GIVEN REQUEST: Every line below that mentions the word "JSON" should be copied out.

RECORD LIST:
>> Start
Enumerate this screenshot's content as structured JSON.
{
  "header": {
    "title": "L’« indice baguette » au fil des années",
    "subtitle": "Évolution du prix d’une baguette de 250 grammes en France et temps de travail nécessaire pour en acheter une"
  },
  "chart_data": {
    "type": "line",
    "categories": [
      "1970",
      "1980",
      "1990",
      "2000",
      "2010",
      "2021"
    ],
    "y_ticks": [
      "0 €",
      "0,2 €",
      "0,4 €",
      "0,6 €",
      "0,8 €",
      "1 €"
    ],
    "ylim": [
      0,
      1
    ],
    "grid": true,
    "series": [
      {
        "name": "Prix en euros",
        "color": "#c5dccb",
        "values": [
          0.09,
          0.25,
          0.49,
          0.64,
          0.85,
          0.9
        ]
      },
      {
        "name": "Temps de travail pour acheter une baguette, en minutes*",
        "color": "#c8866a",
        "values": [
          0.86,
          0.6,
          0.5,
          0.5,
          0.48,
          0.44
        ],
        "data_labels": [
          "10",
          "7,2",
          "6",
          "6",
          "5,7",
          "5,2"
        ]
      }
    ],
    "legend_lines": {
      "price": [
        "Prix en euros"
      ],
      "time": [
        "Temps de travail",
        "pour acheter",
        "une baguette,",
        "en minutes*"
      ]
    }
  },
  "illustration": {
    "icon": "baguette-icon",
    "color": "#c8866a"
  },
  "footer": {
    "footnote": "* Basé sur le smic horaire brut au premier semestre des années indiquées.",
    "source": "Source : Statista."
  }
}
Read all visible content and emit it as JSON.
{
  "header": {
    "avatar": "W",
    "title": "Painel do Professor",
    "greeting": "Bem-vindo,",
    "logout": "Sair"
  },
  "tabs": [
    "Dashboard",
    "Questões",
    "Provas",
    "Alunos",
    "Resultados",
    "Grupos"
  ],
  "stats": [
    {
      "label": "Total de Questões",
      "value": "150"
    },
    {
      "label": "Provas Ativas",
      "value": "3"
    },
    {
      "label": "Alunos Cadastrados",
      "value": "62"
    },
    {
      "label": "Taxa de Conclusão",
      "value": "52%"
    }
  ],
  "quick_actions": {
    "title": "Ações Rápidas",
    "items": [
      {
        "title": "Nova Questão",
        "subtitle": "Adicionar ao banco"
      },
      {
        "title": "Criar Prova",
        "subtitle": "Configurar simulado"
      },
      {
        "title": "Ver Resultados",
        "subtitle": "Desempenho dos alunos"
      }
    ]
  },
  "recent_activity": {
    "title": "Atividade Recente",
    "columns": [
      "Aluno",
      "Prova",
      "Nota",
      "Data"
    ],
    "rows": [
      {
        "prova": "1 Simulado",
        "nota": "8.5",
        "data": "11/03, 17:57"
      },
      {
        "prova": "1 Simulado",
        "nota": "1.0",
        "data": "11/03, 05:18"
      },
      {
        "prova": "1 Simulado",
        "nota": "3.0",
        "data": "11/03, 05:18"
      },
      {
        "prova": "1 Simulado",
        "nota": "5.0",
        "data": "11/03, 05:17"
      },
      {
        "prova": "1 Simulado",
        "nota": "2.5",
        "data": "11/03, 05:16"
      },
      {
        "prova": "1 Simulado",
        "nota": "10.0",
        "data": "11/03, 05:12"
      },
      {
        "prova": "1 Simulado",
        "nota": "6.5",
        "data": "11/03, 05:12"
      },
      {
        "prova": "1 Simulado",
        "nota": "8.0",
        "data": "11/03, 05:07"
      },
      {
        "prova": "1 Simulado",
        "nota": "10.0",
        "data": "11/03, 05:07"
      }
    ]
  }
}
>> End
SOLUTION FOR THIS EXERCISE:
Enumerate this screenshot's content as structured JSON.
Read all visible content and emit it as JSON.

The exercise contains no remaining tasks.